A blog examining middle grade lit, school librarianship, education and many things bookish!
Saturday, July 28, 2007
The Garden of Eve
Tuesday, July 24, 2007
The Babysitting Wars
Kaitlyn, Maggie and Liesel are best friends. They have lived in Marshfield Lake forever, and each are known for something special. Maggie is a super athlete, Liesel is a great artist, and Kaitlyn is a fantastic babysitter, who just happens to have a bit of a competitive streak.
One day at lunch, Maggie invites new girl Nola over to their lunch table. Nola's from L.A. and you can definitely tell. Her clothes are always perfect and there is something competitive about her that Kaitlyn doesn't like.
Kaitlyn definitely decides that Nola is not to be liked when she not only starts taking over Kaitlyn's babysitting gigs, but is also seen nose to nose with resident hottie Topher Walker.
How far will Kaitlyn go to one-up Nola? How long can her friends stand her blowing them off in the name of competition?
This is a super cutie patootie title that is a breeze to read. It's chock full of tween girl issues like crushes, being grounded, and friendship. Candy Apple seems to be Scholastic's latest tween series. And with a cover like this, how can it miss? Each title is written by a different author. This one is by Mimi McCoy, and there are others by Laura Dower, Francesco Sedita, Lisa Papdemetriou, and Lara Bergen. Perhaps you've heard of a couple of them?
I know come the fall, these will be in the hands for 4th, 5th, and 6th graders at my school.
Thursday, July 19, 2007
Do you remember what it was like to be eleven? Truly in the middle.
Sophie is so excited that it is almost Summerhouse time again. That is when Sophie and her extended family make the trip to the Jersey Shore. She gets to be with her cousins, aunts and uncles, and grandparents, and just "be". Last year Sophie's older cousin Colleen gave her pedicures, and they spent so much time together...it was great!
This, however, is a very different year. Colleen doesn't want to share a room, paint her nails, or anything. She wants to be alone. Sophie's little cousin Tammy is delighted to be sharing with "Soapy". Sophie is not so sure about all of this change.
Nor is she sure about the changes she is noticing in her dad. Or the changes between her aunt and uncle. Nothing is the same.
Summerhouse Time is a dreamy little story about change and family. Told in free verse, Spinelli must be calling to her own childhood. Sophie's voice is so authentic, and her feelings are right there on her sleeve. From her first real crush to her lingering resentment of her family's less-is-more philosophy, Sophie is a character that stays with the reader, and we are priviledged to share her eleventh summer with her!
A great choice for the thoughtful reader.
Tuesday, July 10, 2007
Fablehaven: Rise of the Evening Star
Saturday, July 07, 2007
Kiki Strike: The Empress's Tomb
I have to thank Karyn for picking this up for me at BEA. I couldn't believe it when I realized that not only had I missed seeing Kirsten Miller in person, but I totally missed picking up the ARC as well. Ugh.

### PROVIDED RECORDS:
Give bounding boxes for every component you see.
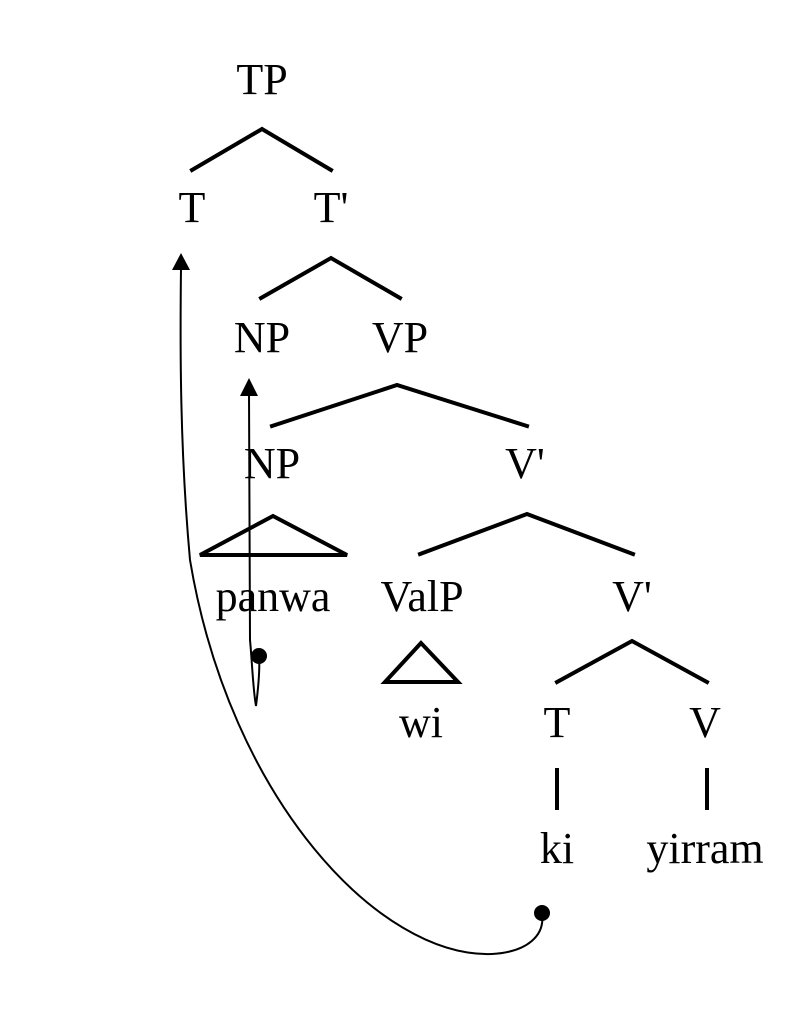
word-yirram: yirram bbox=[646, 824, 763, 873]
word-wi: wi bbox=[399, 698, 443, 747]
node-v: V bbox=[689, 698, 721, 747]
node-vp: VP bbox=[372, 313, 428, 362]
movement-line-t bbox=[179, 267, 544, 956]
triangle-np-panwa bbox=[199, 513, 348, 557]
branch-vp bbox=[269, 382, 530, 429]
node-v-bar-lower: V' bbox=[612, 572, 652, 621]
node-tp: TP bbox=[236, 55, 287, 104]
arrowhead-t bbox=[172, 253, 190, 270]
node-v-bar-upper: V' bbox=[505, 439, 545, 488]
branch-v-bar-upper bbox=[417, 511, 636, 557]
word-ki: ki bbox=[540, 824, 574, 873]
node-t-lower: T bbox=[544, 698, 571, 747]
arrowhead-np bbox=[240, 378, 258, 396]
node-np-upper: NP bbox=[234, 313, 290, 362]
trace-dot-ki bbox=[534, 905, 550, 921]
node-np-lower: NP bbox=[244, 439, 300, 488]
node-t-head: T bbox=[179, 183, 206, 232]
branch-tp bbox=[189, 126, 334, 173]
movement-line-np bbox=[248, 391, 261, 707]
branch-v-bar-lower bbox=[554, 638, 710, 685]
word-panwa: panwa bbox=[216, 572, 331, 621]
trace-dot-np bbox=[251, 648, 267, 664]
triangle-valp-wi bbox=[380, 640, 463, 684]
branch-t-bar bbox=[258, 255, 403, 301]
node-t-bar: T' bbox=[314, 183, 349, 232]
node-valp: ValP bbox=[380, 572, 463, 621]
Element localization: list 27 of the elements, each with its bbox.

### WHAT TO DO:
1 – Rewrite the paragraph of the blog page that begins "Kaitlyn, Maggie and Liesel are best friends" as a brief list that keeps its main facts.
2 – Copy the stretch of the listing from the line containing "word-yirram: yirram bbox=[646, 824, 763, 873]" through the end of the listing, with every line unchanged.

### SOLUTIONS FOR EACH TASK:
1 –
- Kaitlyn, Maggie and Liesel are best friends who have always lived in Marshfield Lake.
- Each is known for something special.
- Maggie is a super athlete.
- Liesel is a great artist.
- Kaitlyn is a fantastic babysitter with a bit of a competitive streak.

2 –
word-yirram: yirram bbox=[646, 824, 763, 873]
word-wi: wi bbox=[399, 698, 443, 747]
node-v: V bbox=[689, 698, 721, 747]
node-vp: VP bbox=[372, 313, 428, 362]
movement-line-t bbox=[179, 267, 544, 956]
triangle-np-panwa bbox=[199, 513, 348, 557]
branch-vp bbox=[269, 382, 530, 429]
node-v-bar-lower: V' bbox=[612, 572, 652, 621]
node-tp: TP bbox=[236, 55, 287, 104]
arrowhead-t bbox=[172, 253, 190, 270]
node-v-bar-upper: V' bbox=[505, 439, 545, 488]
branch-v-bar-upper bbox=[417, 511, 636, 557]
word-ki: ki bbox=[540, 824, 574, 873]
node-t-lower: T bbox=[544, 698, 571, 747]
arrowhead-np bbox=[240, 378, 258, 396]
node-np-upper: NP bbox=[234, 313, 290, 362]
trace-dot-ki bbox=[534, 905, 550, 921]
node-np-lower: NP bbox=[244, 439, 300, 488]
node-t-head: T bbox=[179, 183, 206, 232]
branch-tp bbox=[189, 126, 334, 173]
movement-line-np bbox=[248, 391, 261, 707]
branch-v-bar-lower bbox=[554, 638, 710, 685]
word-panwa: panwa bbox=[216, 572, 331, 621]
trace-dot-np bbox=[251, 648, 267, 664]
triangle-valp-wi bbox=[380, 640, 463, 684]
branch-t-bar bbox=[258, 255, 403, 301]
node-t-bar: T' bbox=[314, 183, 349, 232]
node-valp: ValP bbox=[380, 572, 463, 621]
Element localization: list 27 of the elements, each with its bbox.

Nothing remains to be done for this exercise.